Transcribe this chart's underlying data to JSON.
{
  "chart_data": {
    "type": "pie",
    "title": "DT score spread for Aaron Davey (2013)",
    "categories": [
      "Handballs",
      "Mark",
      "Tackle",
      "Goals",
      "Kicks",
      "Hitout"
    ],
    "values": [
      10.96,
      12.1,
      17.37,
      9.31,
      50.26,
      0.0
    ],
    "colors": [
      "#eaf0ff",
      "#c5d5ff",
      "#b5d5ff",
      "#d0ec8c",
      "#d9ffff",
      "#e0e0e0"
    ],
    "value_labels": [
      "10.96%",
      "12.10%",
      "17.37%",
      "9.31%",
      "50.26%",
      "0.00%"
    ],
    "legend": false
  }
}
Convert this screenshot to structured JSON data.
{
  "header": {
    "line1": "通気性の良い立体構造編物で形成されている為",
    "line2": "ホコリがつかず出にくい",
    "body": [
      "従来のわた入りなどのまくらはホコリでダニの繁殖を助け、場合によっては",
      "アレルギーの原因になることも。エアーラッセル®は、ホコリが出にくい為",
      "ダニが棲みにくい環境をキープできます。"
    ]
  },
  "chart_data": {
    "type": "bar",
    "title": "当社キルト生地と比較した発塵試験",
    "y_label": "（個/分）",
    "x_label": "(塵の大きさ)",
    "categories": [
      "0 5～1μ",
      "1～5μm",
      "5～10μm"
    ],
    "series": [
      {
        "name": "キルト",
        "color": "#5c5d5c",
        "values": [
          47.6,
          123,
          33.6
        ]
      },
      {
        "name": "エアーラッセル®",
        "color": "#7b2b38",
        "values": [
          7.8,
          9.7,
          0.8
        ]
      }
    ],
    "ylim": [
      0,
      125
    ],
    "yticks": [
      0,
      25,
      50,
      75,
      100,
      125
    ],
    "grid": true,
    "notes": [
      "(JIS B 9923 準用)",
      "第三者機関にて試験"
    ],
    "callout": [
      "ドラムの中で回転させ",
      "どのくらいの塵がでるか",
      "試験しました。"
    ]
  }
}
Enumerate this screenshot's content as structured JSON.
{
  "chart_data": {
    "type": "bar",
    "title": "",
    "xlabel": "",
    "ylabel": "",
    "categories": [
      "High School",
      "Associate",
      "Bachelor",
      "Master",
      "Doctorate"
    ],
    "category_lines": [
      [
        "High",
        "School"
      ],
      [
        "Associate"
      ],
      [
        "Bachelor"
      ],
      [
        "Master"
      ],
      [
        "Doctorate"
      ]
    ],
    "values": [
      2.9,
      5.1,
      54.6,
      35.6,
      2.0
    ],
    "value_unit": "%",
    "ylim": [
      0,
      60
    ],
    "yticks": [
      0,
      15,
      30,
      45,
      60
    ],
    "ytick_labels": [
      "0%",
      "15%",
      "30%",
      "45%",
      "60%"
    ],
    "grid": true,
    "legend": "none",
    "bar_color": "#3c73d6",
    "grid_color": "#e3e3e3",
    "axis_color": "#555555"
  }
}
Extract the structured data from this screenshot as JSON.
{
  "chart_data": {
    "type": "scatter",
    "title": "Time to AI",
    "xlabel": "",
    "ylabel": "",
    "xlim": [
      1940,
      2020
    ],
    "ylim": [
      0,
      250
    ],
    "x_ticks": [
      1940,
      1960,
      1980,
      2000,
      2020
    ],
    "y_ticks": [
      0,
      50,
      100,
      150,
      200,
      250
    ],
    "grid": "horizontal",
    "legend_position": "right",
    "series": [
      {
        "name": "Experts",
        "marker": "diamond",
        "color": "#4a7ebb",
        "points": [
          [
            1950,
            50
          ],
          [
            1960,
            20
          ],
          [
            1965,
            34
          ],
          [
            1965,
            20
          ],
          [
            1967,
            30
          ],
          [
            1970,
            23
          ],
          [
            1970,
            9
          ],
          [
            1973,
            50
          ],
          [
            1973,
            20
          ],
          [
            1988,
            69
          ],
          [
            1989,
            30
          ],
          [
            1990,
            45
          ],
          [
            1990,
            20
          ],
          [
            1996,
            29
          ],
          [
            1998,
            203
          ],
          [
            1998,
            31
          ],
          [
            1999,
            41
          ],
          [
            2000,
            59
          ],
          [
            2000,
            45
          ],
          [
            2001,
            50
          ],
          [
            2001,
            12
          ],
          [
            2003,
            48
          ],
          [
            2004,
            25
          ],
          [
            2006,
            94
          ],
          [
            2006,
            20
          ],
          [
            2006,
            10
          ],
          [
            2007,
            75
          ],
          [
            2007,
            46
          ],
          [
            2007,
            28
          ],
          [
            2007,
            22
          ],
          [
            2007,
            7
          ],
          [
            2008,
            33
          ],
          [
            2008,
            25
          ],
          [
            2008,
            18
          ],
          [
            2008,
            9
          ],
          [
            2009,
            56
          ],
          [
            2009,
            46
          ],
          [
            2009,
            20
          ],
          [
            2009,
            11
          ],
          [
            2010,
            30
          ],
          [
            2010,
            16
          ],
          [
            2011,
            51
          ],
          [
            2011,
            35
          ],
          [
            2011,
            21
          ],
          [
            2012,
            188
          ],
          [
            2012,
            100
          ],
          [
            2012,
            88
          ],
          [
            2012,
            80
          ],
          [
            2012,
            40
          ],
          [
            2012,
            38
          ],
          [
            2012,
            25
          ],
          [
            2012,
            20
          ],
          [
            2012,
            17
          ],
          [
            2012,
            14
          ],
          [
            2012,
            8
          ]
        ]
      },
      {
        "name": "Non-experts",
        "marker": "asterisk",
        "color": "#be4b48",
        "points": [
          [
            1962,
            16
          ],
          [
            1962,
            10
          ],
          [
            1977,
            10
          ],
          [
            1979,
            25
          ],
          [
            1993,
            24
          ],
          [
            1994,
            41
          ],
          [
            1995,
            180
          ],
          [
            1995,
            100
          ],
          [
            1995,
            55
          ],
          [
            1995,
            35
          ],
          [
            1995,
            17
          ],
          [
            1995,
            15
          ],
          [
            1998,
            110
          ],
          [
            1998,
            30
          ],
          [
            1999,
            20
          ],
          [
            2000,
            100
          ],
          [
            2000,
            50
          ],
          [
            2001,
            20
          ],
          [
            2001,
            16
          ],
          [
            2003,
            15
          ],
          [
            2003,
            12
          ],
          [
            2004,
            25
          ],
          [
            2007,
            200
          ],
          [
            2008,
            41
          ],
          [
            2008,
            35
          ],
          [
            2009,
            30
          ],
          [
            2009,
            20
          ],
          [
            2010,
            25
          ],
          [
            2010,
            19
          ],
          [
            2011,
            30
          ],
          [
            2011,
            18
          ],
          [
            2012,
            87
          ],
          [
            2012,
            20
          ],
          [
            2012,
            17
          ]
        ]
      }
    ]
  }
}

━━━━

- _YOUR OBJECTIVE_
Scan the material above for the word "type". Copy each line where it occurs.

- _RESPONSE TO THIS EXERCISE_
    "type": "pie",
    "type": "bar",
    "type": "bar",
    "type": "scatter",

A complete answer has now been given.